### Problem requirements:
Provide an exact transcription of all the records.
========================================
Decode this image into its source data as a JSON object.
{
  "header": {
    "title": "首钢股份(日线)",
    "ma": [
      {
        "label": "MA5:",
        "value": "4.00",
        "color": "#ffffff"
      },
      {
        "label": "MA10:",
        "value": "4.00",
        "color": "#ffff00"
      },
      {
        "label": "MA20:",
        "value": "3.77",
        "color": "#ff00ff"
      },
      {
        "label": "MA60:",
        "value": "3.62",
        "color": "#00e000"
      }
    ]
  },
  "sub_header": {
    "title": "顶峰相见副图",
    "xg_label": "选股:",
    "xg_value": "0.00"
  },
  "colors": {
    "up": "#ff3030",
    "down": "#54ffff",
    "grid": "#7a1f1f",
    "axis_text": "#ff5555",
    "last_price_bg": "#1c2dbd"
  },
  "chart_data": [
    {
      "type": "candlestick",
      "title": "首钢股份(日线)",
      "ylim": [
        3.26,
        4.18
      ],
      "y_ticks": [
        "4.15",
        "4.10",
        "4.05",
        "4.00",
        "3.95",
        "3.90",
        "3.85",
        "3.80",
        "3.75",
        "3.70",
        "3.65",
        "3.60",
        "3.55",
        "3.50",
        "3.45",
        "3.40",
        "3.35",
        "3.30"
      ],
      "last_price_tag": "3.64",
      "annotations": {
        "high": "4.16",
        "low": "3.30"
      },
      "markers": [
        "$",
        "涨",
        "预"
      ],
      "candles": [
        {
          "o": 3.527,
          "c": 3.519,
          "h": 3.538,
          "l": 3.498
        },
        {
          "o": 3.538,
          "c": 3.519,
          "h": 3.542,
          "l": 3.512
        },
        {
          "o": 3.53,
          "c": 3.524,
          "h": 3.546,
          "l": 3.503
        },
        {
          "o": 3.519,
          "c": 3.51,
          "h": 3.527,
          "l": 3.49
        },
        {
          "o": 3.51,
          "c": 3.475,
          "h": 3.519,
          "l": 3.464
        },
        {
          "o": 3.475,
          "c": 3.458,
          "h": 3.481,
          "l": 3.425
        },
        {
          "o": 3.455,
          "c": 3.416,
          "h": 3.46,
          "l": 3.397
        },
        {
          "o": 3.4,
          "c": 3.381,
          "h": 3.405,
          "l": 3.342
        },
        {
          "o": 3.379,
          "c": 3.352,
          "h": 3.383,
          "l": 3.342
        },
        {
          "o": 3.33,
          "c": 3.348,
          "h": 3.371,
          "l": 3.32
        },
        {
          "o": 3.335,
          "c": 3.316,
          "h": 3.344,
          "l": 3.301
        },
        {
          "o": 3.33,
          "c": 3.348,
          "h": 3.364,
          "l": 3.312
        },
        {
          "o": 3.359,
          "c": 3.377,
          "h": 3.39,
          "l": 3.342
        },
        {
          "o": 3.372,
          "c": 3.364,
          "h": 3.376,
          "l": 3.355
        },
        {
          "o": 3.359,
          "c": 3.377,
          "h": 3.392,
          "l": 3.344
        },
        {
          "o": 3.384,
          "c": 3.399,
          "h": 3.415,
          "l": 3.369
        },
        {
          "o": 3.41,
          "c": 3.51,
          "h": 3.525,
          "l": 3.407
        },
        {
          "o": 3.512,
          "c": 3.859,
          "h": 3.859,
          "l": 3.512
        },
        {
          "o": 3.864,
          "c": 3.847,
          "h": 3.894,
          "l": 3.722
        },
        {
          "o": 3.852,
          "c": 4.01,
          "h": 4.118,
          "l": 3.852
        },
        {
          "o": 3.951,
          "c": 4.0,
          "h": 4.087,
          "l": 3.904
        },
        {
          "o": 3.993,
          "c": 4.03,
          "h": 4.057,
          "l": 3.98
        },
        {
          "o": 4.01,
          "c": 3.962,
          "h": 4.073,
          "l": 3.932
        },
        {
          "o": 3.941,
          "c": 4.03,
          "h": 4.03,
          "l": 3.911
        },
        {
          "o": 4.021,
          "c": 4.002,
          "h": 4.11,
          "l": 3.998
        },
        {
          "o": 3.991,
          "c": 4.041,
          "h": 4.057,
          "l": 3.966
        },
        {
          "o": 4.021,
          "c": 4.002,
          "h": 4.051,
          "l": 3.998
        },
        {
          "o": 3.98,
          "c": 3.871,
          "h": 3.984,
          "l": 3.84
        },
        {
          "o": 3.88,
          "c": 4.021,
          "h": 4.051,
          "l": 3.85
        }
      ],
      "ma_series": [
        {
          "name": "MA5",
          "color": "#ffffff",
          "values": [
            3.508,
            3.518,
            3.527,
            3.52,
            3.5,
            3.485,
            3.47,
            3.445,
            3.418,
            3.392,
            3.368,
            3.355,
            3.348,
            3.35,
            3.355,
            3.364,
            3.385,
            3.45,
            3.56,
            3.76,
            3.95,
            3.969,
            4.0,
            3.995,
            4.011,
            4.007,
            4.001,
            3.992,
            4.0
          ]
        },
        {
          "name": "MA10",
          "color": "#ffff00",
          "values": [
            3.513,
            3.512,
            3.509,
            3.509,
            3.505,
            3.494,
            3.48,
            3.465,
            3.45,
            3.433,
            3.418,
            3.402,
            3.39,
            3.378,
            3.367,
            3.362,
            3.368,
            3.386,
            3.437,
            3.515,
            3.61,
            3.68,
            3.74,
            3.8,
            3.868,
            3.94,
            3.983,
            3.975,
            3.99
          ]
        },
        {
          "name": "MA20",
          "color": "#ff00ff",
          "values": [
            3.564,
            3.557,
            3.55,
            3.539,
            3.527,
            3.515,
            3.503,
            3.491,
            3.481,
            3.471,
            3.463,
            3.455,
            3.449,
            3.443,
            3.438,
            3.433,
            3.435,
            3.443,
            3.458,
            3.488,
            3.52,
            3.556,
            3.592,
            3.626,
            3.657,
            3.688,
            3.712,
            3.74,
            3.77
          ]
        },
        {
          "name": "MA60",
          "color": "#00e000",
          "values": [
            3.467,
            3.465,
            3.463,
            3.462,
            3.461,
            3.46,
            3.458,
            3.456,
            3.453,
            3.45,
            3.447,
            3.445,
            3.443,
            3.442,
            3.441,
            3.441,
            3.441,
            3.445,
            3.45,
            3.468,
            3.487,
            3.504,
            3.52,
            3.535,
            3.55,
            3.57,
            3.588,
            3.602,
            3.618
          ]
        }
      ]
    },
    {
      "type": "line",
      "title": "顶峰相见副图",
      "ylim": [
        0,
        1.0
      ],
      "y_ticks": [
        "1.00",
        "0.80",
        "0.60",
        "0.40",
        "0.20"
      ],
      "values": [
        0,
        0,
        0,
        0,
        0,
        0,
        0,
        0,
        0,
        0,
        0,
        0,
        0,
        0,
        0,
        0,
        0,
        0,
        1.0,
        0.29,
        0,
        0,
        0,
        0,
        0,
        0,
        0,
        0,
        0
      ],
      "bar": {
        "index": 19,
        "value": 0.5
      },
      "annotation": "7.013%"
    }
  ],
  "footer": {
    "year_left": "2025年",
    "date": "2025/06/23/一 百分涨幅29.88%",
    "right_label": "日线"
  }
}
========================================
### Solution for this exercise:
Decode this image into its source data as a JSON object.
{
  "header": {
    "title": "首钢股份(日线)",
    "ma": [
      {
        "label": "MA5:",
        "value": "4.00",
        "color": "#ffffff"
      },
      {
        "label": "MA10:",
        "value": "4.00",
        "color": "#ffff00"
      },
      {
        "label": "MA20:",
        "value": "3.77",
        "color": "#ff00ff"
      },
      {
        "label": "MA60:",
        "value": "3.62",
        "color": "#00e000"
      }
    ]
  },
  "sub_header": {
    "title": "顶峰相见副图",
    "xg_label": "选股:",
    "xg_value": "0.00"
  },
  "colors": {
    "up": "#ff3030",
    "down": "#54ffff",
    "grid": "#7a1f1f",
    "axis_text": "#ff5555",
    "last_price_bg": "#1c2dbd"
  },
  "chart_data": [
    {
      "type": "candlestick",
      "title": "首钢股份(日线)",
      "ylim": [
        3.26,
        4.18
      ],
      "y_ticks": [
        "4.15",
        "4.10",
        "4.05",
        "4.00",
        "3.95",
        "3.90",
        "3.85",
        "3.80",
        "3.75",
        "3.70",
        "3.65",
        "3.60",
        "3.55",
        "3.50",
        "3.45",
        "3.40",
        "3.35",
        "3.30"
      ],
      "last_price_tag": "3.64",
      "annotations": {
        "high": "4.16",
        "low": "3.30"
      },
      "markers": [
        "$",
        "涨",
        "预"
      ],
      "candles": [
        {
          "o": 3.527,
          "c": 3.519,
          "h": 3.538,
          "l": 3.498
        },
        {
          "o": 3.538,
          "c": 3.519,
          "h": 3.542,
          "l": 3.512
        },
        {
          "o": 3.53,
          "c": 3.524,
          "h": 3.546,
          "l": 3.503
        },
        {
          "o": 3.519,
          "c": 3.51,
          "h": 3.527,
          "l": 3.49
        },
        {
          "o": 3.51,
          "c": 3.475,
          "h": 3.519,
          "l": 3.464
        },
        {
          "o": 3.475,
          "c": 3.458,
          "h": 3.481,
          "l": 3.425
        },
        {
          "o": 3.455,
          "c": 3.416,
          "h": 3.46,
          "l": 3.397
        },
        {
          "o": 3.4,
          "c": 3.381,
          "h": 3.405,
          "l": 3.342
        },
        {
          "o": 3.379,
          "c": 3.352,
          "h": 3.383,
          "l": 3.342
        },
        {
          "o": 3.33,
          "c": 3.348,
          "h": 3.371,
          "l": 3.32
        },
        {
          "o": 3.335,
          "c": 3.316,
          "h": 3.344,
          "l": 3.301
        },
        {
          "o": 3.33,
          "c": 3.348,
          "h": 3.364,
          "l": 3.312
        },
        {
          "o": 3.359,
          "c": 3.377,
          "h": 3.39,
          "l": 3.342
        },
        {
          "o": 3.372,
          "c": 3.364,
          "h": 3.376,
          "l": 3.355
        },
        {
          "o": 3.359,
          "c": 3.377,
          "h": 3.392,
          "l": 3.344
        },
        {
          "o": 3.384,
          "c": 3.399,
          "h": 3.415,
          "l": 3.369
        },
        {
          "o": 3.41,
          "c": 3.51,
          "h": 3.525,
          "l": 3.407
        },
        {
          "o": 3.512,
          "c": 3.859,
          "h": 3.859,
          "l": 3.512
        },
        {
          "o": 3.864,
          "c": 3.847,
          "h": 3.894,
          "l": 3.722
        },
        {
          "o": 3.852,
          "c": 4.01,
          "h": 4.118,
          "l": 3.852
        },
        {
          "o": 3.951,
          "c": 4.0,
          "h": 4.087,
          "l": 3.904
        },
        {
          "o": 3.993,
          "c": 4.03,
          "h": 4.057,
          "l": 3.98
        },
        {
          "o": 4.01,
          "c": 3.962,
          "h": 4.073,
          "l": 3.932
        },
        {
          "o": 3.941,
          "c": 4.03,
          "h": 4.03,
          "l": 3.911
        },
        {
          "o": 4.021,
          "c": 4.002,
          "h": 4.11,
          "l": 3.998
        },
        {
          "o": 3.991,
          "c": 4.041,
          "h": 4.057,
          "l": 3.966
        },
        {
          "o": 4.021,
          "c": 4.002,
          "h": 4.051,
          "l": 3.998
        },
        {
          "o": 3.98,
          "c": 3.871,
          "h": 3.984,
          "l": 3.84
        },
        {
          "o": 3.88,
          "c": 4.021,
          "h": 4.051,
          "l": 3.85
        }
      ],
      "ma_series": [
        {
          "name": "MA5",
          "color": "#ffffff",
          "values": [
            3.508,
            3.518,
            3.527,
            3.52,
            3.5,
            3.485,
            3.47,
            3.445,
            3.418,
            3.392,
            3.368,
            3.355,
            3.348,
            3.35,
            3.355,
            3.364,
            3.385,
            3.45,
            3.56,
            3.76,
            3.95,
            3.969,
            4.0,
            3.995,
            4.011,
            4.007,
            4.001,
            3.992,
            4.0
          ]
        },
        {
          "name": "MA10",
          "color": "#ffff00",
          "values": [
            3.513,
            3.512,
            3.509,
            3.509,
            3.505,
            3.494,
            3.48,
            3.465,
            3.45,
            3.433,
            3.418,
            3.402,
            3.39,
            3.378,
            3.367,
            3.362,
            3.368,
            3.386,
            3.437,
            3.515,
            3.61,
            3.68,
            3.74,
            3.8,
            3.868,
            3.94,
            3.983,
            3.975,
            3.99
          ]
        },
        {
          "name": "MA20",
          "color": "#ff00ff",
          "values": [
            3.564,
            3.557,
            3.55,
            3.539,
            3.527,
            3.515,
            3.503,
            3.491,
            3.481,
            3.471,
            3.463,
            3.455,
            3.449,
            3.443,
            3.438,
            3.433,
            3.435,
            3.443,
            3.458,
            3.488,
            3.52,
            3.556,
            3.592,
            3.626,
            3.657,
            3.688,
            3.712,
            3.74,
            3.77
          ]
        },
        {
          "name": "MA60",
          "color": "#00e000",
          "values": [
            3.467,
            3.465,
            3.463,
            3.462,
            3.461,
            3.46,
            3.458,
            3.456,
            3.453,
            3.45,
            3.447,
            3.445,
            3.443,
            3.442,
            3.441,
            3.441,
            3.441,
            3.445,
            3.45,
            3.468,
            3.487,
            3.504,
            3.52,
            3.535,
            3.55,
            3.57,
            3.588,
            3.602,
            3.618
          ]
        }
      ]
    },
    {
      "type": "line",
      "title": "顶峰相见副图",
      "ylim": [
        0,
        1.0
      ],
      "y_ticks": [
        "1.00",
        "0.80",
        "0.60",
        "0.40",
        "0.20"
      ],
      "values": [
        0,
        0,
        0,
        0,
        0,
        0,
        0,
        0,
        0,
        0,
        0,
        0,
        0,
        0,
        0,
        0,
        0,
        0,
        1.0,
        0.29,
        0,
        0,
        0,
        0,
        0,
        0,
        0,
        0,
        0
      ],
      "bar": {
        "index": 19,
        "value": 0.5
      },
      "annotation": "7.013%"
    }
  ],
  "footer": {
    "year_left": "2025年",
    "date": "2025/06/23/一 百分涨幅29.88%",
    "right_label": "日线"
  }
}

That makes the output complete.